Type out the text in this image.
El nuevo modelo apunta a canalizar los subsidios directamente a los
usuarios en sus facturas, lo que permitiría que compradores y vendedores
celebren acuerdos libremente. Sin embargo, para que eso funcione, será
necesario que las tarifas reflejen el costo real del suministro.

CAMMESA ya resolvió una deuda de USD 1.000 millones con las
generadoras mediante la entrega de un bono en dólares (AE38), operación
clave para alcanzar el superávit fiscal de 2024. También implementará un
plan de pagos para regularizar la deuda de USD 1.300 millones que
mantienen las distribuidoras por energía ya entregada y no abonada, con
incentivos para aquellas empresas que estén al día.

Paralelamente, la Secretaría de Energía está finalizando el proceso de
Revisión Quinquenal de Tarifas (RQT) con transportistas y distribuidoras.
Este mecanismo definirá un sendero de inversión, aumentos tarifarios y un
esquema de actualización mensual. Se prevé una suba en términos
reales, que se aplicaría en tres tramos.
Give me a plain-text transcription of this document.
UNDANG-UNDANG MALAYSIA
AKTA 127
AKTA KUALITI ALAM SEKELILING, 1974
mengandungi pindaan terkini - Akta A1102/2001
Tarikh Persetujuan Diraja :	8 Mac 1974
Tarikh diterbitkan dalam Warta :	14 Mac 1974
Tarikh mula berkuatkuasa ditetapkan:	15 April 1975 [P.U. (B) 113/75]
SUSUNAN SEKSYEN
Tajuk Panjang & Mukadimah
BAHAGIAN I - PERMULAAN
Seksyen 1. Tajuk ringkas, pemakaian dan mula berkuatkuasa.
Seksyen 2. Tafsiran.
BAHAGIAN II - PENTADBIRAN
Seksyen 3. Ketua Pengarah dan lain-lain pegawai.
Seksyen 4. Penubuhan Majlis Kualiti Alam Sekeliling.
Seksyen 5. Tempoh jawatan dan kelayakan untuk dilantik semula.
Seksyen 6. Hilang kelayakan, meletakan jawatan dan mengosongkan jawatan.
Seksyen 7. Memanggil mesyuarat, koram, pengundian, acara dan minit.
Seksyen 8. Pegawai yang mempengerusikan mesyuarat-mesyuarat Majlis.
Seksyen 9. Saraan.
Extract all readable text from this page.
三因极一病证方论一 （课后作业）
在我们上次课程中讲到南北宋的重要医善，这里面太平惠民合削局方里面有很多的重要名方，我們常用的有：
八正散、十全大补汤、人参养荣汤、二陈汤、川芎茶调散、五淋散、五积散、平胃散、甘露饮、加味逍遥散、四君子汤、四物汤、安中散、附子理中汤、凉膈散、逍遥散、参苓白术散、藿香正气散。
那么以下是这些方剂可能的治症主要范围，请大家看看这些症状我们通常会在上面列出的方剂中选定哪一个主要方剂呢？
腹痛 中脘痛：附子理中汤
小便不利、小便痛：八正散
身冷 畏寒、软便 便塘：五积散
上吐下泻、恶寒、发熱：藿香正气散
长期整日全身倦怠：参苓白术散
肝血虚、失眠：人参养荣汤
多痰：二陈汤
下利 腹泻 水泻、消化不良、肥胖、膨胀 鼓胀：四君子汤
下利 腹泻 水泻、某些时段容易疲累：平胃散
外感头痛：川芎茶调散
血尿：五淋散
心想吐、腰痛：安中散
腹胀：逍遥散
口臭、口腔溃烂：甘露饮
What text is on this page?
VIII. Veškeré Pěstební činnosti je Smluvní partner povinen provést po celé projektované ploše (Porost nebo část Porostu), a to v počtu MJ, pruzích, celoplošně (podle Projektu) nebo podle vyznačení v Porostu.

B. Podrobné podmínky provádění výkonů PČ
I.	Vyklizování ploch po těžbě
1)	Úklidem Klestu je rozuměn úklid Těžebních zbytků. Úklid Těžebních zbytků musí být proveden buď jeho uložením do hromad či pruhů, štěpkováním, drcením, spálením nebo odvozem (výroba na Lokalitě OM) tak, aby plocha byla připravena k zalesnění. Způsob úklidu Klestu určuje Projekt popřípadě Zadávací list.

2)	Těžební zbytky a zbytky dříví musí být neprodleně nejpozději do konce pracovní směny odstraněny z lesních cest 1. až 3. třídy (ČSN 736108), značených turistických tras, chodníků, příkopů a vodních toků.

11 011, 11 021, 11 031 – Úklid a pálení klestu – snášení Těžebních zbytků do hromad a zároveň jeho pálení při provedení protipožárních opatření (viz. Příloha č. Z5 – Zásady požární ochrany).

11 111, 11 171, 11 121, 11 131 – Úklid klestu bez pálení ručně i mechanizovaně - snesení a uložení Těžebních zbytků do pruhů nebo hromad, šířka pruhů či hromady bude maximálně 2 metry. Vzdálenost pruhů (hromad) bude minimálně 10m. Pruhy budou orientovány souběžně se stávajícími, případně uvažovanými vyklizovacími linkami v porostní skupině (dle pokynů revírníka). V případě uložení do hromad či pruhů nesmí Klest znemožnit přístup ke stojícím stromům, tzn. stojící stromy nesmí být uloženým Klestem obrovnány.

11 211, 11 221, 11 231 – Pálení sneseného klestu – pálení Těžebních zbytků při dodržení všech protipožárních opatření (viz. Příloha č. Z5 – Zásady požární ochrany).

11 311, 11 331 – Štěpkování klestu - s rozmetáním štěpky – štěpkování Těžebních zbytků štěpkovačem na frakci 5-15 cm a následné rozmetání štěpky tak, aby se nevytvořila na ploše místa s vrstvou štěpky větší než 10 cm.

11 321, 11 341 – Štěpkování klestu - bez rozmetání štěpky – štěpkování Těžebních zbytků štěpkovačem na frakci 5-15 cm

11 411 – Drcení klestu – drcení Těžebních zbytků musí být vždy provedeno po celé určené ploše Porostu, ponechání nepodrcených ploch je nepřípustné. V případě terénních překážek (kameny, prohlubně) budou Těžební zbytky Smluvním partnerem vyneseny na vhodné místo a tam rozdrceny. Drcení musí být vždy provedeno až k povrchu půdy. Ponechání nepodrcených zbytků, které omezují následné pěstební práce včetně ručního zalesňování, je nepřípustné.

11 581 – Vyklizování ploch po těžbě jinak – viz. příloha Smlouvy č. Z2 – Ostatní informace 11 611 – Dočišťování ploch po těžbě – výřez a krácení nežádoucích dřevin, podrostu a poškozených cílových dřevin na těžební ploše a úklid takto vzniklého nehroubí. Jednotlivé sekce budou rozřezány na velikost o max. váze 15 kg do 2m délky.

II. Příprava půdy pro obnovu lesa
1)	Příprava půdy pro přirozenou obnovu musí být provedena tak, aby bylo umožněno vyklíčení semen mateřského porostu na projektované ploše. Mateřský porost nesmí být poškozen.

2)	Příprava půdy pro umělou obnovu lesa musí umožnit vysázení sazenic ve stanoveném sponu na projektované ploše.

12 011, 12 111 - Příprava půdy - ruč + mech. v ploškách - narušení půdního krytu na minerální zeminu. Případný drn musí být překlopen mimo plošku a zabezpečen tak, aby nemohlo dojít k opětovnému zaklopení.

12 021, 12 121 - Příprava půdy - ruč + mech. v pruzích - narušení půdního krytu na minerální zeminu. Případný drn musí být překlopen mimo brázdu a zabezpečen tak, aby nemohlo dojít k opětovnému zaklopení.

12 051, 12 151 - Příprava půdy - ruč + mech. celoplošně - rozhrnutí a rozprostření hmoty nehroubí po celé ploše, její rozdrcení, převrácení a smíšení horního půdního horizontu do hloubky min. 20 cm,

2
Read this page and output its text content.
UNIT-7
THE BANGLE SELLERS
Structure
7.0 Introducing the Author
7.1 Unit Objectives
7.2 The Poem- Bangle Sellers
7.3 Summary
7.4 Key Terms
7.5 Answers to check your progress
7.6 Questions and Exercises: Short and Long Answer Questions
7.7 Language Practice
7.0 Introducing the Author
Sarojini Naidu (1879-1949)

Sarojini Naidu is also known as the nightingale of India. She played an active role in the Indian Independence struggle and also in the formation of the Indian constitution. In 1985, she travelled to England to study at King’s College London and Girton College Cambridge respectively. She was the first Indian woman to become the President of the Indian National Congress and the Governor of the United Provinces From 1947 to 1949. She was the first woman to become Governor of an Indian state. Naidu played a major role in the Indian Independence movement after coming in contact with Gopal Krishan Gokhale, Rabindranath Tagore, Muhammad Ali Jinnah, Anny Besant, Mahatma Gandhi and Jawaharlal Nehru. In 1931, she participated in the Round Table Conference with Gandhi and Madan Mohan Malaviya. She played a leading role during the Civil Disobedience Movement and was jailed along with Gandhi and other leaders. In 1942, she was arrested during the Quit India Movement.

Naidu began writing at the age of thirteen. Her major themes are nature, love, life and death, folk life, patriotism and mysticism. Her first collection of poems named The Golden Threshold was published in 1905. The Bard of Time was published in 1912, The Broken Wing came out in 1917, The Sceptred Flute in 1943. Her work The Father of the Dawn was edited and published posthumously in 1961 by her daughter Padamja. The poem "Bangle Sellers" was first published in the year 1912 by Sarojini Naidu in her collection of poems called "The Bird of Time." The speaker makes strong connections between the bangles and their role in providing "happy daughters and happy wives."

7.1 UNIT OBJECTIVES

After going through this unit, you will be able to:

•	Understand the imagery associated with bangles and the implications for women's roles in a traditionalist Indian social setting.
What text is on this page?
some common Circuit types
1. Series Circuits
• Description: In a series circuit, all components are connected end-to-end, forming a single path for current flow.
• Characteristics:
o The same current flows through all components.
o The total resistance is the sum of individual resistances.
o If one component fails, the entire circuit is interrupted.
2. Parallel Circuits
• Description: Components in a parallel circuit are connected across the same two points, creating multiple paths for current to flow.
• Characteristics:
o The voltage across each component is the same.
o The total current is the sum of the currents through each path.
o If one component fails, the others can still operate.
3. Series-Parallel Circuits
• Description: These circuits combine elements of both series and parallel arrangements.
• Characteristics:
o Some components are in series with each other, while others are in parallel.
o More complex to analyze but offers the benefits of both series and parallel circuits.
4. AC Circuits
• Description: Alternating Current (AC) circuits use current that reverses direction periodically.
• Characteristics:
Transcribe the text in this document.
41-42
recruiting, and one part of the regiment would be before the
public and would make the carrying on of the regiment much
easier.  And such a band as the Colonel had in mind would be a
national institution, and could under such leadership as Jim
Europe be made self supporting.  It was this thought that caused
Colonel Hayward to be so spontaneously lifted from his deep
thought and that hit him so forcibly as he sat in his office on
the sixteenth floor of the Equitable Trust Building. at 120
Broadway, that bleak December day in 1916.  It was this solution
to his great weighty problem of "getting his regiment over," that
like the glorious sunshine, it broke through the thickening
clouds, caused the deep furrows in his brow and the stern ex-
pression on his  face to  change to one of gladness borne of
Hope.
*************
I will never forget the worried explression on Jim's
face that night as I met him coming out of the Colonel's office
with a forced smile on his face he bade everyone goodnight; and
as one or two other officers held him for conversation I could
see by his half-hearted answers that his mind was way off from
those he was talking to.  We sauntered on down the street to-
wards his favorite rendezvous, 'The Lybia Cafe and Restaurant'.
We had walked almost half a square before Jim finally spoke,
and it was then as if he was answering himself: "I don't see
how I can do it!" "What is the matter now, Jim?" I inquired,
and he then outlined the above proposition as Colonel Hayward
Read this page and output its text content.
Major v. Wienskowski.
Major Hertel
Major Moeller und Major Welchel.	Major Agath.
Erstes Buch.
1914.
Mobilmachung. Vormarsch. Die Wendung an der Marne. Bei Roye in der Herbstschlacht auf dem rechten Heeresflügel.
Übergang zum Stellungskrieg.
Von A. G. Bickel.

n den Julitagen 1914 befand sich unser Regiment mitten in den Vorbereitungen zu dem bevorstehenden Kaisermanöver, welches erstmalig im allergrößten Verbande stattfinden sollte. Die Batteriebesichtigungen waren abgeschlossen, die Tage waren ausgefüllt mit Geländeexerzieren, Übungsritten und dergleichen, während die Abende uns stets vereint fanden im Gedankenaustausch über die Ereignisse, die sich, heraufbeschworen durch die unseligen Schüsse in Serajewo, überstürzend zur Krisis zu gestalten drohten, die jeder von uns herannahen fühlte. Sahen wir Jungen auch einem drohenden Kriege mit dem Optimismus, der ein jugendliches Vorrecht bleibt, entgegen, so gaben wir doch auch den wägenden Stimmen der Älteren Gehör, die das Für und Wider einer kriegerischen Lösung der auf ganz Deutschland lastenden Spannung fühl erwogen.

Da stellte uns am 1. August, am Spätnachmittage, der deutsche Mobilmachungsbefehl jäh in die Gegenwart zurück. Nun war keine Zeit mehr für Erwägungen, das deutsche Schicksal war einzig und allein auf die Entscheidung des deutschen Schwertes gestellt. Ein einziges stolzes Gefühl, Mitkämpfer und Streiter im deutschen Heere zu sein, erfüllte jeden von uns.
+-------+
# Work to complete
Every line that holds the word "deuda" should be extracted.

# Answer to this problem
CAMMESA ya resolvió una deuda de USD 1.000 millones con las
plan de pagos para regularizar la deuda de USD 1.300 millones que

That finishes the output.